[Dataset records on visual material]
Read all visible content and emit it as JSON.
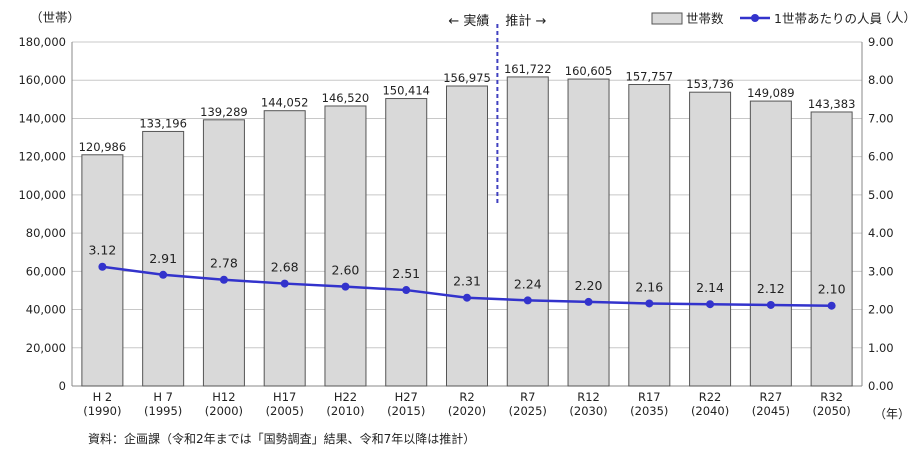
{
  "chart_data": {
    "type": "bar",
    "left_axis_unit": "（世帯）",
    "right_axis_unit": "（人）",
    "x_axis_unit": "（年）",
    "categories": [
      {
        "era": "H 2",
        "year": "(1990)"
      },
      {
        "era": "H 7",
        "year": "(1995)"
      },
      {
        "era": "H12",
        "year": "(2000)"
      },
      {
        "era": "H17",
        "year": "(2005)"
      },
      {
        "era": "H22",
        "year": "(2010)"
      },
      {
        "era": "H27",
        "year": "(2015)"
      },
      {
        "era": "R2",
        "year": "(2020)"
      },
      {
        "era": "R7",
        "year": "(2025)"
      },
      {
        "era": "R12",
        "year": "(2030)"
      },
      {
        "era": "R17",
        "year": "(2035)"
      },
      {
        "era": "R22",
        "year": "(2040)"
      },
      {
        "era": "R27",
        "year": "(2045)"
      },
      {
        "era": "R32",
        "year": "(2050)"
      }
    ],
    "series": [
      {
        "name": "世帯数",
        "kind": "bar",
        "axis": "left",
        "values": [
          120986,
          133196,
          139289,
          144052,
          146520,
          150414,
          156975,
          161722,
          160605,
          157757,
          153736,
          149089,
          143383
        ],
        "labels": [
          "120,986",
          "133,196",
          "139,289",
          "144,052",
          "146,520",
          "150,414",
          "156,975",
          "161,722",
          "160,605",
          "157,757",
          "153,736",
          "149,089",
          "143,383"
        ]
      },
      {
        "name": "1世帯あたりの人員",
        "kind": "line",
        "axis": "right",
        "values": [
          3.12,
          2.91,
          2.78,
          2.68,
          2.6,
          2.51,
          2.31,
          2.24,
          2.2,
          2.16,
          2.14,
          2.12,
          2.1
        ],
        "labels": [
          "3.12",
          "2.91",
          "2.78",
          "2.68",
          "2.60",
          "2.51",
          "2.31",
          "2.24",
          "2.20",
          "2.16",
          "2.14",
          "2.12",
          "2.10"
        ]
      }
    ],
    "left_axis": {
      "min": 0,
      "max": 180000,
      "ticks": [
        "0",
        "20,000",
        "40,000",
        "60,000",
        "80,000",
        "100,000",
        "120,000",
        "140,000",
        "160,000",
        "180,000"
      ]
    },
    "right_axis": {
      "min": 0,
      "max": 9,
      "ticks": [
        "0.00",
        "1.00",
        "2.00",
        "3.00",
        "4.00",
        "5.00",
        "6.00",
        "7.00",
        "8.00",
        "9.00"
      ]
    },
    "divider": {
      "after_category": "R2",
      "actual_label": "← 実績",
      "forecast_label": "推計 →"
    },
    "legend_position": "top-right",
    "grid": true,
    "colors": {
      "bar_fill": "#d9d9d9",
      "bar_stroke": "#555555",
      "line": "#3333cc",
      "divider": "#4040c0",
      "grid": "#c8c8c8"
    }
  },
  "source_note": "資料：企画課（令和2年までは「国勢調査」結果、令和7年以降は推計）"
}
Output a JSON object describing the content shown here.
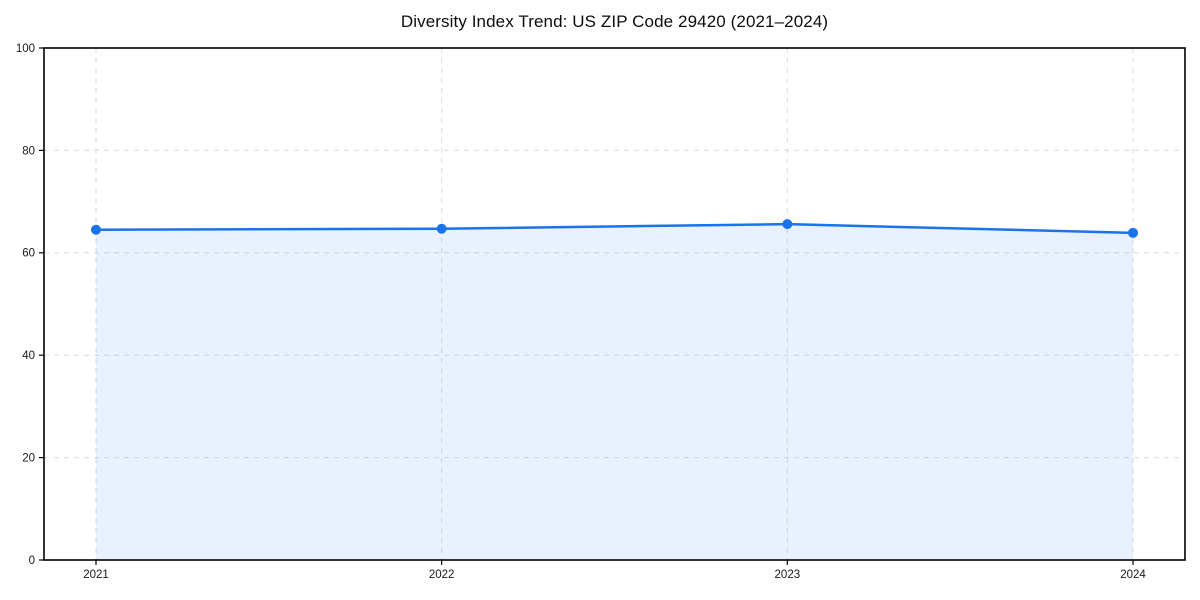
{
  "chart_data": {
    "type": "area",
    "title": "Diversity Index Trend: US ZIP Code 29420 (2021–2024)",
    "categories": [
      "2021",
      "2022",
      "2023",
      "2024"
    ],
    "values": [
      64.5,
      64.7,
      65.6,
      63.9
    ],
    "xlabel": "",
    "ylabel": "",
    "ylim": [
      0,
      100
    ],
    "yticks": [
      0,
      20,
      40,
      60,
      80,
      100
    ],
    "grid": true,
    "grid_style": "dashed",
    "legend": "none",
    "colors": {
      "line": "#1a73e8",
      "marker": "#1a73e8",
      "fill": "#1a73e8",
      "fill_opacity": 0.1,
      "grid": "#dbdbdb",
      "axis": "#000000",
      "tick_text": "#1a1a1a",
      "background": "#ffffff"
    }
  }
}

## Set problem
Repeat the records above verbatim, with no pictures in the result.

## Result of the exercise
Read all visible content and emit it as JSON.
{
  "chart_data": {
    "type": "bar",
    "left_axis_unit": "（世帯）",
    "right_axis_unit": "（人）",
    "x_axis_unit": "（年）",
    "categories": [
      {
        "era": "H 2",
        "year": "(1990)"
      },
      {
        "era": "H 7",
        "year": "(1995)"
      },
      {
        "era": "H12",
        "year": "(2000)"
      },
      {
        "era": "H17",
        "year": "(2005)"
      },
      {
        "era": "H22",
        "year": "(2010)"
      },
      {
        "era": "H27",
        "year": "(2015)"
      },
      {
        "era": "R2",
        "year": "(2020)"
      },
      {
        "era": "R7",
        "year": "(2025)"
      },
      {
        "era": "R12",
        "year": "(2030)"
      },
      {
        "era": "R17",
        "year": "(2035)"
      },
      {
        "era": "R22",
        "year": "(2040)"
      },
      {
        "era": "R27",
        "year": "(2045)"
      },
      {
        "era": "R32",
        "year": "(2050)"
      }
    ],
    "series": [
      {
        "name": "世帯数",
        "kind": "bar",
        "axis": "left",
        "values": [
          120986,
          133196,
          139289,
          144052,
          146520,
          150414,
          156975,
          161722,
          160605,
          157757,
          153736,
          149089,
          143383
        ],
        "labels": [
          "120,986",
          "133,196",
          "139,289",
          "144,052",
          "146,520",
          "150,414",
          "156,975",
          "161,722",
          "160,605",
          "157,757",
          "153,736",
          "149,089",
          "143,383"
        ]
      },
      {
        "name": "1世帯あたりの人員",
        "kind": "line",
        "axis": "right",
        "values": [
          3.12,
          2.91,
          2.78,
          2.68,
          2.6,
          2.51,
          2.31,
          2.24,
          2.2,
          2.16,
          2.14,
          2.12,
          2.1
        ],
        "labels": [
          "3.12",
          "2.91",
          "2.78",
          "2.68",
          "2.60",
          "2.51",
          "2.31",
          "2.24",
          "2.20",
          "2.16",
          "2.14",
          "2.12",
          "2.10"
        ]
      }
    ],
    "left_axis": {
      "min": 0,
      "max": 180000,
      "ticks": [
        "0",
        "20,000",
        "40,000",
        "60,000",
        "80,000",
        "100,000",
        "120,000",
        "140,000",
        "160,000",
        "180,000"
      ]
    },
    "right_axis": {
      "min": 0,
      "max": 9,
      "ticks": [
        "0.00",
        "1.00",
        "2.00",
        "3.00",
        "4.00",
        "5.00",
        "6.00",
        "7.00",
        "8.00",
        "9.00"
      ]
    },
    "divider": {
      "after_category": "R2",
      "actual_label": "← 実績",
      "forecast_label": "推計 →"
    },
    "legend_position": "top-right",
    "grid": true,
    "colors": {
      "bar_fill": "#d9d9d9",
      "bar_stroke": "#555555",
      "line": "#3333cc",
      "divider": "#4040c0",
      "grid": "#c8c8c8"
    }
  },
  "source_note": "資料：企画課（令和2年までは「国勢調査」結果、令和7年以降は推計）"
}
Output a JSON object describing the content shown here.
{
  "chart_data": {
    "type": "area",
    "title": "Diversity Index Trend: US ZIP Code 29420 (2021–2024)",
    "categories": [
      "2021",
      "2022",
      "2023",
      "2024"
    ],
    "values": [
      64.5,
      64.7,
      65.6,
      63.9
    ],
    "xlabel": "",
    "ylabel": "",
    "ylim": [
      0,
      100
    ],
    "yticks": [
      0,
      20,
      40,
      60,
      80,
      100
    ],
    "grid": true,
    "grid_style": "dashed",
    "legend": "none",
    "colors": {
      "line": "#1a73e8",
      "marker": "#1a73e8",
      "fill": "#1a73e8",
      "fill_opacity": 0.1,
      "grid": "#dbdbdb",
      "axis": "#000000",
      "tick_text": "#1a1a1a",
      "background": "#ffffff"
    }
  }
}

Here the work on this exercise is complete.